# SHORT EXERCISE
The records are to be restated in their entirety, word for word.

## begin STORED DATA

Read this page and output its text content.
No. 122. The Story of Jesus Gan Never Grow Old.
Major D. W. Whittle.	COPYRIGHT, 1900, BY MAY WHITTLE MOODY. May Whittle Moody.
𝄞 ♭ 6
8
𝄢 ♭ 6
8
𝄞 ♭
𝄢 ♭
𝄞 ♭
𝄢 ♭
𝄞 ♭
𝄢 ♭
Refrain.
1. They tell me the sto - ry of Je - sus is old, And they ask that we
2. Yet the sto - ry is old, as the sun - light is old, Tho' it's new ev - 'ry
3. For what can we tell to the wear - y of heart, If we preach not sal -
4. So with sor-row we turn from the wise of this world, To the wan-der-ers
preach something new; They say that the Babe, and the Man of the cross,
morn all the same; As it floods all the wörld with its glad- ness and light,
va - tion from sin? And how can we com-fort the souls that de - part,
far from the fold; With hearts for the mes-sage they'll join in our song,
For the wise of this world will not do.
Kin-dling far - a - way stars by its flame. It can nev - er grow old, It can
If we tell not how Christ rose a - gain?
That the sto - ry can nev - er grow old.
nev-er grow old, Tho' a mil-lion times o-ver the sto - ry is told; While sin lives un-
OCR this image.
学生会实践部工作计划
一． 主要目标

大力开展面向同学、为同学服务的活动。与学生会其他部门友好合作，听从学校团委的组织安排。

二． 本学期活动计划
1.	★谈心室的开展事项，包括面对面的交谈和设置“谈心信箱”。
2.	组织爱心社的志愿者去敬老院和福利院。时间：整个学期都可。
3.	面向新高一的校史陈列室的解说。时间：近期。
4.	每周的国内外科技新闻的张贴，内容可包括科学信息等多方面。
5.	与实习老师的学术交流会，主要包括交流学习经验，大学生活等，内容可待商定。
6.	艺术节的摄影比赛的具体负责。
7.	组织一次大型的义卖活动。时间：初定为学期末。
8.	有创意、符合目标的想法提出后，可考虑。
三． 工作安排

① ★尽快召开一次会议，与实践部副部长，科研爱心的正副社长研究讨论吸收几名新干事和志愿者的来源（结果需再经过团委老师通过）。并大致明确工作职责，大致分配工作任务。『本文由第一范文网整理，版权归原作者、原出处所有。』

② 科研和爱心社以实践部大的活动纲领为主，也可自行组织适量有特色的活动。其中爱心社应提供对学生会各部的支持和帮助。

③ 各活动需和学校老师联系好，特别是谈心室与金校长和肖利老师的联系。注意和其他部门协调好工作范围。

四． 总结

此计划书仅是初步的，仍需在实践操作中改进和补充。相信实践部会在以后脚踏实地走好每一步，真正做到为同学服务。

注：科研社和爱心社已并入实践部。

## end STORED DATA

# WORKED SOLUTION
Read this page and output its text content.
No. 122. The Story of Jesus Gan Never Grow Old.
Major D. W. Whittle.	COPYRIGHT, 1900, BY MAY WHITTLE MOODY. May Whittle Moody.
𝄞 ♭ 6
8
𝄢 ♭ 6
8
𝄞 ♭
𝄢 ♭
𝄞 ♭
𝄢 ♭
𝄞 ♭
𝄢 ♭
Refrain.
1. They tell me the sto - ry of Je - sus is old, And they ask that we
2. Yet the sto - ry is old, as the sun - light is old, Tho' it's new ev - 'ry
3. For what can we tell to the wear - y of heart, If we preach not sal -
4. So with sor-row we turn from the wise of this world, To the wan-der-ers
preach something new; They say that the Babe, and the Man of the cross,
morn all the same; As it floods all the wörld with its glad- ness and light,
va - tion from sin? And how can we com-fort the souls that de - part,
far from the fold; With hearts for the mes-sage they'll join in our song,
For the wise of this world will not do.
Kin-dling far - a - way stars by its flame. It can nev - er grow old, It can
If we tell not how Christ rose a - gain?
That the sto - ry can nev - er grow old.
nev-er grow old, Tho' a mil-lion times o-ver the sto - ry is told; While sin lives un-
OCR this image.
学生会实践部工作计划
一． 主要目标

大力开展面向同学、为同学服务的活动。与学生会其他部门友好合作，听从学校团委的组织安排。

二． 本学期活动计划
1.	★谈心室的开展事项，包括面对面的交谈和设置“谈心信箱”。
2.	组织爱心社的志愿者去敬老院和福利院。时间：整个学期都可。
3.	面向新高一的校史陈列室的解说。时间：近期。
4.	每周的国内外科技新闻的张贴，内容可包括科学信息等多方面。
5.	与实习老师的学术交流会，主要包括交流学习经验，大学生活等，内容可待商定。
6.	艺术节的摄影比赛的具体负责。
7.	组织一次大型的义卖活动。时间：初定为学期末。
8.	有创意、符合目标的想法提出后，可考虑。
三． 工作安排

① ★尽快召开一次会议，与实践部副部长，科研爱心的正副社长研究讨论吸收几名新干事和志愿者的来源（结果需再经过团委老师通过）。并大致明确工作职责，大致分配工作任务。『本文由第一范文网整理，版权归原作者、原出处所有。』

② 科研和爱心社以实践部大的活动纲领为主，也可自行组织适量有特色的活动。其中爱心社应提供对学生会各部的支持和帮助。

③ 各活动需和学校老师联系好，特别是谈心室与金校长和肖利老师的联系。注意和其他部门协调好工作范围。

四． 总结

此计划书仅是初步的，仍需在实践操作中改进和补充。相信实践部会在以后脚踏实地走好每一步，真正做到为同学服务。

注：科研社和爱心社已并入实践部。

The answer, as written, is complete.